WRITTEN REQUEST:
Type out the data exactly as given. Skip any image.

TASK INPUT:
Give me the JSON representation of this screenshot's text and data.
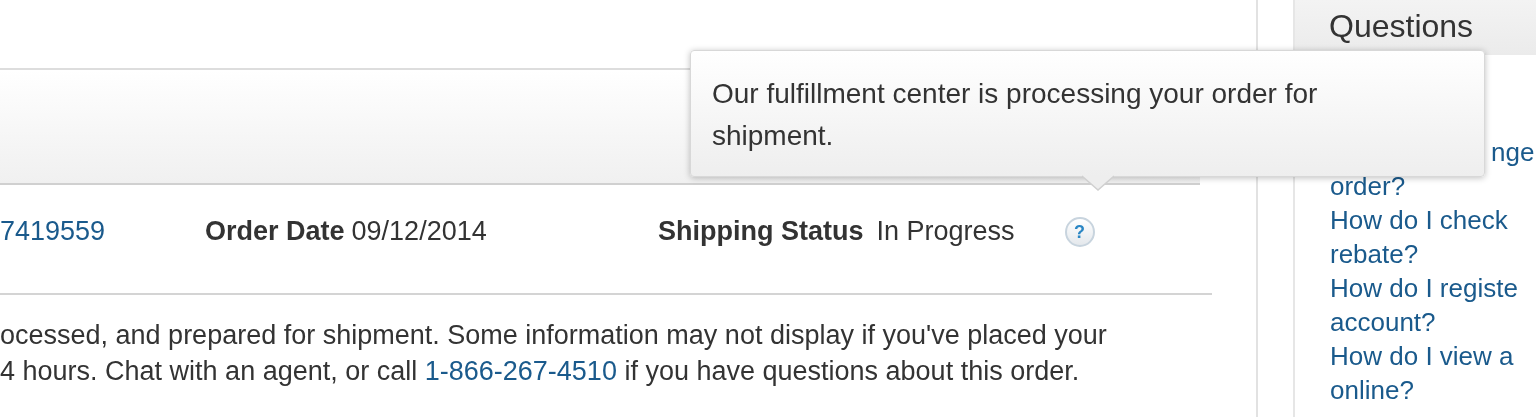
{
  "order": {
    "number": "7419559",
    "date_label": "Order Date",
    "date": "09/12/2014",
    "status_label": "Shipping Status",
    "status": "In Progress",
    "help_icon": "?"
  },
  "tooltip": {
    "text": "Our fulfillment center is processing your order for shipment."
  },
  "notice": {
    "line_1": "ocessed, and prepared for shipment. Some information may not display if you've placed your",
    "line_2_before": "4 hours. Chat with an agent, or call",
    "phone": "1-866-267-4510",
    "line_2_after": "if you have questions about this order."
  },
  "sidebar": {
    "title": "Questions",
    "links": [
      {
        "kind": "covered",
        "lines": [
          "nge",
          "order?"
        ]
      },
      {
        "lines": [
          "How do I check",
          "rebate?"
        ]
      },
      {
        "lines": [
          "How do I registe",
          "account?"
        ]
      },
      {
        "lines": [
          "How do I view a",
          "online?"
        ]
      }
    ]
  }
}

WRITTEN REPLY:
Give me the JSON representation of this screenshot's text and data.
{
  "order": {
    "number": "7419559",
    "date_label": "Order Date",
    "date": "09/12/2014",
    "status_label": "Shipping Status",
    "status": "In Progress",
    "help_icon": "?"
  },
  "tooltip": {
    "text": "Our fulfillment center is processing your order for shipment."
  },
  "notice": {
    "line_1": "ocessed, and prepared for shipment. Some information may not display if you've placed your",
    "line_2_before": "4 hours. Chat with an agent, or call",
    "phone": "1-866-267-4510",
    "line_2_after": "if you have questions about this order."
  },
  "sidebar": {
    "title": "Questions",
    "links": [
      {
        "kind": "covered",
        "lines": [
          "nge",
          "order?"
        ]
      },
      {
        "lines": [
          "How do I check",
          "rebate?"
        ]
      },
      {
        "lines": [
          "How do I registe",
          "account?"
        ]
      },
      {
        "lines": [
          "How do I view a",
          "online?"
        ]
      }
    ]
  }
}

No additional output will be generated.